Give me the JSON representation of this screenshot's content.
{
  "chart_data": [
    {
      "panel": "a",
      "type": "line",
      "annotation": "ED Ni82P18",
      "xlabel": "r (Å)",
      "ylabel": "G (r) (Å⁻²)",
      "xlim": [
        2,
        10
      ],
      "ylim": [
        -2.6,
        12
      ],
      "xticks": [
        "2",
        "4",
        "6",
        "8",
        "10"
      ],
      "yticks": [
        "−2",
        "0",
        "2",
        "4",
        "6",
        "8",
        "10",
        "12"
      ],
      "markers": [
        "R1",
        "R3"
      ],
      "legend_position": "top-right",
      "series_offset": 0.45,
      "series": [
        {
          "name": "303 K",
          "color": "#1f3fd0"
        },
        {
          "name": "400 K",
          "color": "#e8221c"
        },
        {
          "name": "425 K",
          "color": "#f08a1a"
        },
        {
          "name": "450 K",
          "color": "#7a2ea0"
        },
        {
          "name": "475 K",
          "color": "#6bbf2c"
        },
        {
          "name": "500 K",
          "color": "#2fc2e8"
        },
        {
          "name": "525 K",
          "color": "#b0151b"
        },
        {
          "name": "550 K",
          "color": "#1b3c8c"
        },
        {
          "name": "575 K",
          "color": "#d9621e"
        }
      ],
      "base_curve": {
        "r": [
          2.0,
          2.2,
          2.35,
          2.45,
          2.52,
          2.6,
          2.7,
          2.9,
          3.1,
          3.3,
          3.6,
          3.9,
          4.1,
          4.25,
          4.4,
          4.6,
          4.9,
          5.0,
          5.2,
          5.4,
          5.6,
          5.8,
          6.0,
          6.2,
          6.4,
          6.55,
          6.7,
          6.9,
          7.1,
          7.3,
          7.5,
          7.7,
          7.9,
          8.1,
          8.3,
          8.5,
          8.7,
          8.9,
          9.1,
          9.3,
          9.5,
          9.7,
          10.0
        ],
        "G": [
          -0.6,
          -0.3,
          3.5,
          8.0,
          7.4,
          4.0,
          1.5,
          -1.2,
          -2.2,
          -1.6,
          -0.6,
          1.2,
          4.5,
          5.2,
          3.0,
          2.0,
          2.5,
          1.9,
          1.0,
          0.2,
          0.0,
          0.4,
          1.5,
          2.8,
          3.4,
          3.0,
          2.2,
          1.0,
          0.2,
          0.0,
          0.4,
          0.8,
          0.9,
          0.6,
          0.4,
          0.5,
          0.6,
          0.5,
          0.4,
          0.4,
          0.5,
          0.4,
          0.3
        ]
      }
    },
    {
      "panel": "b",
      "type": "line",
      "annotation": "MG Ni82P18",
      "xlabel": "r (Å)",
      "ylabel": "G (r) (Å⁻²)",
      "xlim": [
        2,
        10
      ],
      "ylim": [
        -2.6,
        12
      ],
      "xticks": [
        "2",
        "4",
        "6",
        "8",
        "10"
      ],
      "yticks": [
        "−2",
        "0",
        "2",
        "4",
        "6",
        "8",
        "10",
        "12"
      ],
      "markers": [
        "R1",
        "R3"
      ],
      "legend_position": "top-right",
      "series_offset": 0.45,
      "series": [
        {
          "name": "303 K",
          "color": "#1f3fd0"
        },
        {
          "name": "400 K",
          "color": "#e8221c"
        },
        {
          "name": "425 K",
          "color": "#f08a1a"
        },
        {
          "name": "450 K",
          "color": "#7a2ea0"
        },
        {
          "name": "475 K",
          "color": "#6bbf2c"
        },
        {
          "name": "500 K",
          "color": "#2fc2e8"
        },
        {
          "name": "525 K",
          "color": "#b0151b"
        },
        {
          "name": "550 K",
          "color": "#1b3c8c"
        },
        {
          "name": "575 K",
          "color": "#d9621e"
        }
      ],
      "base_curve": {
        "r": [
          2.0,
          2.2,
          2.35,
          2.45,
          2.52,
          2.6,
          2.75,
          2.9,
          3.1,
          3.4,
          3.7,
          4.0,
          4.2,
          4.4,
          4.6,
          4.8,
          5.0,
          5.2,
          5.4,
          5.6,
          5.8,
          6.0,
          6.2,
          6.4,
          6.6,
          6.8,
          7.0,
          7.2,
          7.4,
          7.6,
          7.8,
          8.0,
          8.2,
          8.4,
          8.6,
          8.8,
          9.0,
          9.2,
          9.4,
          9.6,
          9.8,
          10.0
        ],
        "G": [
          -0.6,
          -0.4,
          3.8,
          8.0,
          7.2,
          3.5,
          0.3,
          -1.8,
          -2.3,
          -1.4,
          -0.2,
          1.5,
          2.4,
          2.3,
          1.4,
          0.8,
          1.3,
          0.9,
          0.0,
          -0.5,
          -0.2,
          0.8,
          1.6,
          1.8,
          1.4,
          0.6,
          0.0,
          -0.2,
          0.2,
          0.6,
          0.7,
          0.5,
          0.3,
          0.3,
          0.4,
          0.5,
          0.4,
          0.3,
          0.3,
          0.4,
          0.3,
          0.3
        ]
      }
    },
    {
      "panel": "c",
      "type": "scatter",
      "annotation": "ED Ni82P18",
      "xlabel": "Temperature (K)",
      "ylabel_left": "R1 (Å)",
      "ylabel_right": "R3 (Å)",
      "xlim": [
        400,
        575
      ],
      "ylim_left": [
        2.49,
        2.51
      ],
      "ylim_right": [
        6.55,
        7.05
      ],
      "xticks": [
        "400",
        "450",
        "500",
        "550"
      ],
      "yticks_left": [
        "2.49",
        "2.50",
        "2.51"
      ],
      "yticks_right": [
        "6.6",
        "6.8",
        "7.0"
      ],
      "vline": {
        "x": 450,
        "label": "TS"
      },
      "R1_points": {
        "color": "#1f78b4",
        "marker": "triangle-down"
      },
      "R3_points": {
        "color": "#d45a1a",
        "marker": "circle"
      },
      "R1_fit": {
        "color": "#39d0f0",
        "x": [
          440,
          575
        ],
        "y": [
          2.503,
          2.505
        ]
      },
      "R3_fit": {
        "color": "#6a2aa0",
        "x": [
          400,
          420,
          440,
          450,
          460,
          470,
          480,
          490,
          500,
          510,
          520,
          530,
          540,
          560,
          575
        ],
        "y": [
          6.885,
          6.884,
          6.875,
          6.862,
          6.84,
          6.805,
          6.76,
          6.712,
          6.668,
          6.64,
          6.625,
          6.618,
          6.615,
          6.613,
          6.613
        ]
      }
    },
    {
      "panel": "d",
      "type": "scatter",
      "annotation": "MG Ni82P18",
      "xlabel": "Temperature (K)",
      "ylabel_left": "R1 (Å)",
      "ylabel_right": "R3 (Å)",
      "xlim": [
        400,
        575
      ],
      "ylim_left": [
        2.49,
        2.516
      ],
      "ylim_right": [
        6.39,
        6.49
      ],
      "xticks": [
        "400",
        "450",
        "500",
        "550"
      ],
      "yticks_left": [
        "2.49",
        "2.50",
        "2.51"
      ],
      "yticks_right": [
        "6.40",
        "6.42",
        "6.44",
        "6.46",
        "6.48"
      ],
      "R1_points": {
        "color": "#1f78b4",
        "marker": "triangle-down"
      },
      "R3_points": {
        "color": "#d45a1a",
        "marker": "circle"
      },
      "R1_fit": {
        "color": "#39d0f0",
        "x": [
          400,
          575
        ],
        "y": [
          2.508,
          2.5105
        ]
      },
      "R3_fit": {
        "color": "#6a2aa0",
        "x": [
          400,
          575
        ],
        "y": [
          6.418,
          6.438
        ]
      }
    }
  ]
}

-=-=-

Every entry must be quoted exactly as it appears above.

Give me the JSON representation of this screenshot's content.
{
  "chart_data": [
    {
      "panel": "a",
      "type": "line",
      "annotation": "ED Ni82P18",
      "xlabel": "r (Å)",
      "ylabel": "G (r) (Å⁻²)",
      "xlim": [
        2,
        10
      ],
      "ylim": [
        -2.6,
        12
      ],
      "xticks": [
        "2",
        "4",
        "6",
        "8",
        "10"
      ],
      "yticks": [
        "−2",
        "0",
        "2",
        "4",
        "6",
        "8",
        "10",
        "12"
      ],
      "markers": [
        "R1",
        "R3"
      ],
      "legend_position": "top-right",
      "series_offset": 0.45,
      "series": [
        {
          "name": "303 K",
          "color": "#1f3fd0"
        },
        {
          "name": "400 K",
          "color": "#e8221c"
        },
        {
          "name": "425 K",
          "color": "#f08a1a"
        },
        {
          "name": "450 K",
          "color": "#7a2ea0"
        },
        {
          "name": "475 K",
          "color": "#6bbf2c"
        },
        {
          "name": "500 K",
          "color": "#2fc2e8"
        },
        {
          "name": "525 K",
          "color": "#b0151b"
        },
        {
          "name": "550 K",
          "color": "#1b3c8c"
        },
        {
          "name": "575 K",
          "color": "#d9621e"
        }
      ],
      "base_curve": {
        "r": [
          2.0,
          2.2,
          2.35,
          2.45,
          2.52,
          2.6,
          2.7,
          2.9,
          3.1,
          3.3,
          3.6,
          3.9,
          4.1,
          4.25,
          4.4,
          4.6,
          4.9,
          5.0,
          5.2,
          5.4,
          5.6,
          5.8,
          6.0,
          6.2,
          6.4,
          6.55,
          6.7,
          6.9,
          7.1,
          7.3,
          7.5,
          7.7,
          7.9,
          8.1,
          8.3,
          8.5,
          8.7,
          8.9,
          9.1,
          9.3,
          9.5,
          9.7,
          10.0
        ],
        "G": [
          -0.6,
          -0.3,
          3.5,
          8.0,
          7.4,
          4.0,
          1.5,
          -1.2,
          -2.2,
          -1.6,
          -0.6,
          1.2,
          4.5,
          5.2,
          3.0,
          2.0,
          2.5,
          1.9,
          1.0,
          0.2,
          0.0,
          0.4,
          1.5,
          2.8,
          3.4,
          3.0,
          2.2,
          1.0,
          0.2,
          0.0,
          0.4,
          0.8,
          0.9,
          0.6,
          0.4,
          0.5,
          0.6,
          0.5,
          0.4,
          0.4,
          0.5,
          0.4,
          0.3
        ]
      }
    },
    {
      "panel": "b",
      "type": "line",
      "annotation": "MG Ni82P18",
      "xlabel": "r (Å)",
      "ylabel": "G (r) (Å⁻²)",
      "xlim": [
        2,
        10
      ],
      "ylim": [
        -2.6,
        12
      ],
      "xticks": [
        "2",
        "4",
        "6",
        "8",
        "10"
      ],
      "yticks": [
        "−2",
        "0",
        "2",
        "4",
        "6",
        "8",
        "10",
        "12"
      ],
      "markers": [
        "R1",
        "R3"
      ],
      "legend_position": "top-right",
      "series_offset": 0.45,
      "series": [
        {
          "name": "303 K",
          "color": "#1f3fd0"
        },
        {
          "name": "400 K",
          "color": "#e8221c"
        },
        {
          "name": "425 K",
          "color": "#f08a1a"
        },
        {
          "name": "450 K",
          "color": "#7a2ea0"
        },
        {
          "name": "475 K",
          "color": "#6bbf2c"
        },
        {
          "name": "500 K",
          "color": "#2fc2e8"
        },
        {
          "name": "525 K",
          "color": "#b0151b"
        },
        {
          "name": "550 K",
          "color": "#1b3c8c"
        },
        {
          "name": "575 K",
          "color": "#d9621e"
        }
      ],
      "base_curve": {
        "r": [
          2.0,
          2.2,
          2.35,
          2.45,
          2.52,
          2.6,
          2.75,
          2.9,
          3.1,
          3.4,
          3.7,
          4.0,
          4.2,
          4.4,
          4.6,
          4.8,
          5.0,
          5.2,
          5.4,
          5.6,
          5.8,
          6.0,
          6.2,
          6.4,
          6.6,
          6.8,
          7.0,
          7.2,
          7.4,
          7.6,
          7.8,
          8.0,
          8.2,
          8.4,
          8.6,
          8.8,
          9.0,
          9.2,
          9.4,
          9.6,
          9.8,
          10.0
        ],
        "G": [
          -0.6,
          -0.4,
          3.8,
          8.0,
          7.2,
          3.5,
          0.3,
          -1.8,
          -2.3,
          -1.4,
          -0.2,
          1.5,
          2.4,
          2.3,
          1.4,
          0.8,
          1.3,
          0.9,
          0.0,
          -0.5,
          -0.2,
          0.8,
          1.6,
          1.8,
          1.4,
          0.6,
          0.0,
          -0.2,
          0.2,
          0.6,
          0.7,
          0.5,
          0.3,
          0.3,
          0.4,
          0.5,
          0.4,
          0.3,
          0.3,
          0.4,
          0.3,
          0.3
        ]
      }
    },
    {
      "panel": "c",
      "type": "scatter",
      "annotation": "ED Ni82P18",
      "xlabel": "Temperature (K)",
      "ylabel_left": "R1 (Å)",
      "ylabel_right": "R3 (Å)",
      "xlim": [
        400,
        575
      ],
      "ylim_left": [
        2.49,
        2.51
      ],
      "ylim_right": [
        6.55,
        7.05
      ],
      "xticks": [
        "400",
        "450",
        "500",
        "550"
      ],
      "yticks_left": [
        "2.49",
        "2.50",
        "2.51"
      ],
      "yticks_right": [
        "6.6",
        "6.8",
        "7.0"
      ],
      "vline": {
        "x": 450,
        "label": "TS"
      },
      "R1_points": {
        "color": "#1f78b4",
        "marker": "triangle-down"
      },
      "R3_points": {
        "color": "#d45a1a",
        "marker": "circle"
      },
      "R1_fit": {
        "color": "#39d0f0",
        "x": [
          440,
          575
        ],
        "y": [
          2.503,
          2.505
        ]
      },
      "R3_fit": {
        "color": "#6a2aa0",
        "x": [
          400,
          420,
          440,
          450,
          460,
          470,
          480,
          490,
          500,
          510,
          520,
          530,
          540,
          560,
          575
        ],
        "y": [
          6.885,
          6.884,
          6.875,
          6.862,
          6.84,
          6.805,
          6.76,
          6.712,
          6.668,
          6.64,
          6.625,
          6.618,
          6.615,
          6.613,
          6.613
        ]
      }
    },
    {
      "panel": "d",
      "type": "scatter",
      "annotation": "MG Ni82P18",
      "xlabel": "Temperature (K)",
      "ylabel_left": "R1 (Å)",
      "ylabel_right": "R3 (Å)",
      "xlim": [
        400,
        575
      ],
      "ylim_left": [
        2.49,
        2.516
      ],
      "ylim_right": [
        6.39,
        6.49
      ],
      "xticks": [
        "400",
        "450",
        "500",
        "550"
      ],
      "yticks_left": [
        "2.49",
        "2.50",
        "2.51"
      ],
      "yticks_right": [
        "6.40",
        "6.42",
        "6.44",
        "6.46",
        "6.48"
      ],
      "R1_points": {
        "color": "#1f78b4",
        "marker": "triangle-down"
      },
      "R3_points": {
        "color": "#d45a1a",
        "marker": "circle"
      },
      "R1_fit": {
        "color": "#39d0f0",
        "x": [
          400,
          575
        ],
        "y": [
          2.508,
          2.5105
        ]
      },
      "R3_fit": {
        "color": "#6a2aa0",
        "x": [
          400,
          575
        ],
        "y": [
          6.418,
          6.438
        ]
      }
    }
  ]
}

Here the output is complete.